● **Objective**
Find the lines below that contain the word "detector" and count them. Only the number should be given.

● **Information supplied**
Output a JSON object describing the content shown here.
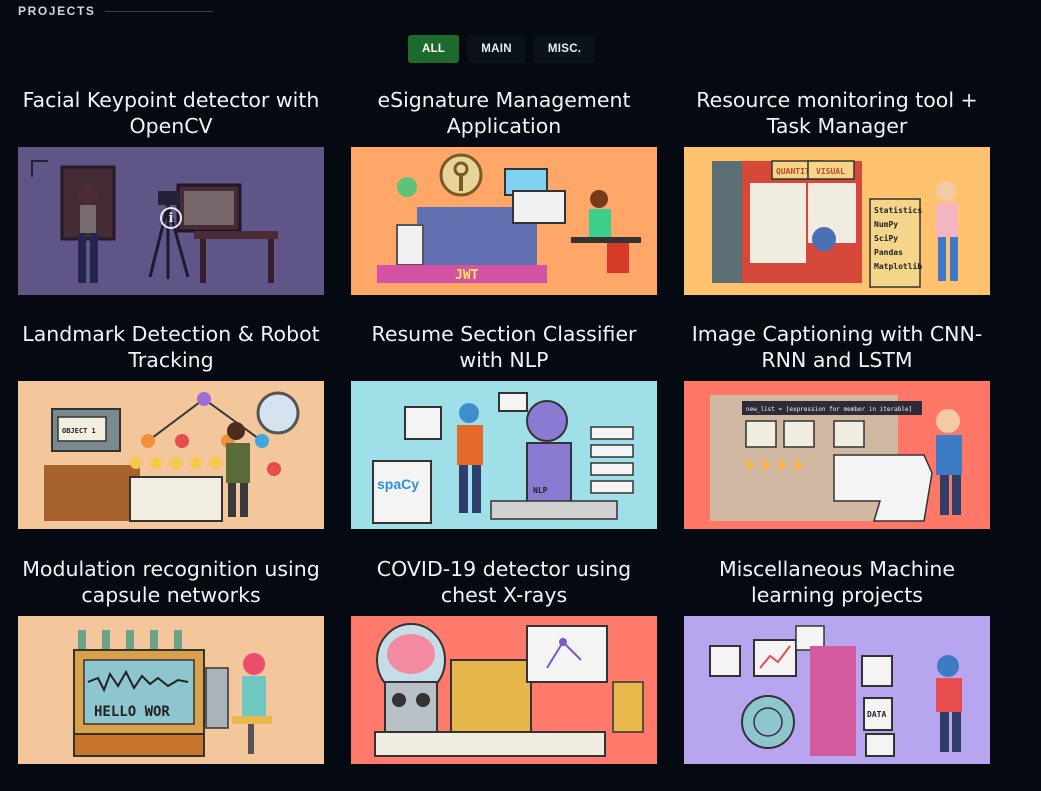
{
  "section": {
    "title": "PROJECTS"
  },
  "filters": [
    {
      "label": "ALL",
      "active": true
    },
    {
      "label": "MAIN",
      "active": false
    },
    {
      "label": "MISC.",
      "active": false
    }
  ],
  "projects": [
    {
      "title": "Facial Keypoint detector with OpenCV",
      "bg": "#b3a5e0"
    },
    {
      "title": "eSignature Management Application",
      "bg": "#ffa768"
    },
    {
      "title": "Resource monitoring tool + Task Manager",
      "bg": "#ffc36f"
    },
    {
      "title": "Landmark Detection & Robot Tracking",
      "bg": "#f3c69c"
    },
    {
      "title": "Resume Section Classifier with NLP",
      "bg": "#9fe0e8"
    },
    {
      "title": "Image Captioning with CNN-RNN and LSTM",
      "bg": "#ff7766"
    },
    {
      "title": "Modulation recognition using capsule networks",
      "bg": "#f3c69c"
    },
    {
      "title": "COVID-19 detector using chest X-rays",
      "bg": "#ff7a6b"
    },
    {
      "title": "Miscellaneous Machine learning projects",
      "bg": "#b7a6ef"
    }
  ],
  "art": {
    "jwt_label": "JWT",
    "quantity_label": "QUANTITY",
    "visual_label": "VISUAL",
    "libs": [
      "Statistics",
      "NumPy",
      "SciPy",
      "Pandas",
      "Matplotlib"
    ],
    "spacy_label": "spaCy",
    "nlp_label": "NLP",
    "hello_label": "HELLO WOR",
    "data_label": "DATA",
    "code_label": "new_list = [expression for member in iterable]",
    "object_label": "OBJECT 1"
  }
}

● **Answer for the task**
2